What you need to do: Return the lines below that carry the word "PHEV".

(Dataset records)
# # # # #
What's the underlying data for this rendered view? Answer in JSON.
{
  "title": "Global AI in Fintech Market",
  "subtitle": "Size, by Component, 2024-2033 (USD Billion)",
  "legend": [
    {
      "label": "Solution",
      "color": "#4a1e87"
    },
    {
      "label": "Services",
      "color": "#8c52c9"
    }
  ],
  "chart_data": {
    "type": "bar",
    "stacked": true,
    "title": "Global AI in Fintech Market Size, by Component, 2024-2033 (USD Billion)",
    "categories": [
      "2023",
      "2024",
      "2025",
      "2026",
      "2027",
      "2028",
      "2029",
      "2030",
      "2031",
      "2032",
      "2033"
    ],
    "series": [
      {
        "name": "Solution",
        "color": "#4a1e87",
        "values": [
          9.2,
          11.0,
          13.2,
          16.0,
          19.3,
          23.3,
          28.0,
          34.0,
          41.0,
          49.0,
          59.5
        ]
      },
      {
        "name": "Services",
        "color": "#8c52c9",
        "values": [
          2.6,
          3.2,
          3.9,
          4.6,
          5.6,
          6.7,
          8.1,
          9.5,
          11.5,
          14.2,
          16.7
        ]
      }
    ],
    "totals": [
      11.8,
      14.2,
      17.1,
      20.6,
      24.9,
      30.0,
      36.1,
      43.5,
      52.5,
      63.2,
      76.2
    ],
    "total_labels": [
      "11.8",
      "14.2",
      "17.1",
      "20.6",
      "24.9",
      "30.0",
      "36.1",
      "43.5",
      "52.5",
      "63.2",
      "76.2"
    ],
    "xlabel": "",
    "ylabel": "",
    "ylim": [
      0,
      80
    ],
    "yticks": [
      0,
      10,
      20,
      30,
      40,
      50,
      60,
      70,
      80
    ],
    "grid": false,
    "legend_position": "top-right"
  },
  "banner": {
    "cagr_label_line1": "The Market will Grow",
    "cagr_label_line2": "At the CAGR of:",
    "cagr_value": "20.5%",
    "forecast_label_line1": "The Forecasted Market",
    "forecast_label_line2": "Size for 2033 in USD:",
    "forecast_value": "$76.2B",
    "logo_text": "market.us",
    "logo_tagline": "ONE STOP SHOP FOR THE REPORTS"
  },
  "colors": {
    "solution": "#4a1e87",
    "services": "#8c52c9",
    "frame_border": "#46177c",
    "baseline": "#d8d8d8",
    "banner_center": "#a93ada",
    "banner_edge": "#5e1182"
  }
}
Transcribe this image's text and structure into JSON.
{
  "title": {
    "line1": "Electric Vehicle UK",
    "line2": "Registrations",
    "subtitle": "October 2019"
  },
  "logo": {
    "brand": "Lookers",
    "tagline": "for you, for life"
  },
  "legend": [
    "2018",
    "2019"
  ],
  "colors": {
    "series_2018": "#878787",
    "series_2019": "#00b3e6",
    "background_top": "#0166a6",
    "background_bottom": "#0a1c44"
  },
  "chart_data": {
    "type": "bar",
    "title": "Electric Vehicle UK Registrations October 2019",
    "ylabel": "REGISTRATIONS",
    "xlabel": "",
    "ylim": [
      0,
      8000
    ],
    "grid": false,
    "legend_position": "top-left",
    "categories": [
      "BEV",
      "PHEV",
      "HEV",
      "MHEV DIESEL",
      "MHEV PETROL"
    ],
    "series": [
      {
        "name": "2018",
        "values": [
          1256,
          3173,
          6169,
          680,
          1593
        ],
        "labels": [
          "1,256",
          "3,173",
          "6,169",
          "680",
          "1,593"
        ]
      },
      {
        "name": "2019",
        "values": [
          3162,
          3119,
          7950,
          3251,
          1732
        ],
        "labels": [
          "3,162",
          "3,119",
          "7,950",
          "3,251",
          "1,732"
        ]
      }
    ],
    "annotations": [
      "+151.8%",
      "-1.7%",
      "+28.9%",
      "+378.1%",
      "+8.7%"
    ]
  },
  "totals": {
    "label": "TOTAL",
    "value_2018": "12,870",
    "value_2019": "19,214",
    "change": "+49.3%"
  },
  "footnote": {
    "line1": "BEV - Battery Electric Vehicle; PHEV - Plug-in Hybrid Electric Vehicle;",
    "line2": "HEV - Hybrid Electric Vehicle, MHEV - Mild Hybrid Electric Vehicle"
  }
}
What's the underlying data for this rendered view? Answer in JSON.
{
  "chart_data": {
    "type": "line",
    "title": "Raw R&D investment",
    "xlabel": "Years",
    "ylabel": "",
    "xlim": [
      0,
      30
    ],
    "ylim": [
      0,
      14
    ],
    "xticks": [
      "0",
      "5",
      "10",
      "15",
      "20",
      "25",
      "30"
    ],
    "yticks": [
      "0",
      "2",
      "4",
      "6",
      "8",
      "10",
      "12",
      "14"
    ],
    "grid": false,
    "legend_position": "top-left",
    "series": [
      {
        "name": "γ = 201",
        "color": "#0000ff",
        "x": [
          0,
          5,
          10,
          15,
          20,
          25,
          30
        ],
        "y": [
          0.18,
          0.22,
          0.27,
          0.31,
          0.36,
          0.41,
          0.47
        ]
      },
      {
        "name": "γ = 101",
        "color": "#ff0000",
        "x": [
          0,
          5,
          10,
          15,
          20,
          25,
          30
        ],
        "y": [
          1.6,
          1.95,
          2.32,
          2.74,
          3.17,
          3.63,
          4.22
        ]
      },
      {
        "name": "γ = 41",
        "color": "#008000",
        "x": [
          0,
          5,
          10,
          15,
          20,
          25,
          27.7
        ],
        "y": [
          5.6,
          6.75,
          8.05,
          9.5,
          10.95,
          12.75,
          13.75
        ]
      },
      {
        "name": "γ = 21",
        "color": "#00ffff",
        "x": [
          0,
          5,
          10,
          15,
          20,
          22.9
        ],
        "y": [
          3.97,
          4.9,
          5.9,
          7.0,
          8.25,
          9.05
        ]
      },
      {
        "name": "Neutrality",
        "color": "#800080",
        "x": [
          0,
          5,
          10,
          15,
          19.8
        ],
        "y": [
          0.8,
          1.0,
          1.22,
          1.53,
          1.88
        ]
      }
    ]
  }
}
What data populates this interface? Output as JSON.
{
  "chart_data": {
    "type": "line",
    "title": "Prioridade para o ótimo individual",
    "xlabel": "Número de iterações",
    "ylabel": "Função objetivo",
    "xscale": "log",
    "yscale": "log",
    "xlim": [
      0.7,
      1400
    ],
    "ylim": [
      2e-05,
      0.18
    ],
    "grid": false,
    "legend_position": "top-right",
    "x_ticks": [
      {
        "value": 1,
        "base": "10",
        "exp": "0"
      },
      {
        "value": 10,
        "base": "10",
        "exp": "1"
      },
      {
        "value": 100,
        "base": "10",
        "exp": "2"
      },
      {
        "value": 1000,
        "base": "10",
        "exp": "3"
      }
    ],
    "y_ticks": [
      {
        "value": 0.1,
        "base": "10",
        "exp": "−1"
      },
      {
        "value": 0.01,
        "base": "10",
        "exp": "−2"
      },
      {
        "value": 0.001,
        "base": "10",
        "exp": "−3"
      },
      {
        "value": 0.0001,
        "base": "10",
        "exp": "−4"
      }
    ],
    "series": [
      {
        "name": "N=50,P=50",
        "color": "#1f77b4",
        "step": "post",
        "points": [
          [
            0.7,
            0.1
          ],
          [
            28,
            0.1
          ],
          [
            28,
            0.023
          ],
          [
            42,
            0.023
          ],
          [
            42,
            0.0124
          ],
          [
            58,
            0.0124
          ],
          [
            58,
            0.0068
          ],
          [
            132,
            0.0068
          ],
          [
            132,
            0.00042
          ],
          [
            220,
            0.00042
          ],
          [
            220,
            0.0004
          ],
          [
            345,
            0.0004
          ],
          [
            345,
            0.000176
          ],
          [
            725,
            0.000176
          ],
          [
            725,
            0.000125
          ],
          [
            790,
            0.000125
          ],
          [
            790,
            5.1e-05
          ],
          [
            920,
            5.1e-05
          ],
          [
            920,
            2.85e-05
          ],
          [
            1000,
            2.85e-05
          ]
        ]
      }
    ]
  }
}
# # # # #
Exercise output:
      "PHEV",
    "line1": "BEV - Battery Electric Vehicle; PHEV - Plug-in Hybrid Electric Vehicle;",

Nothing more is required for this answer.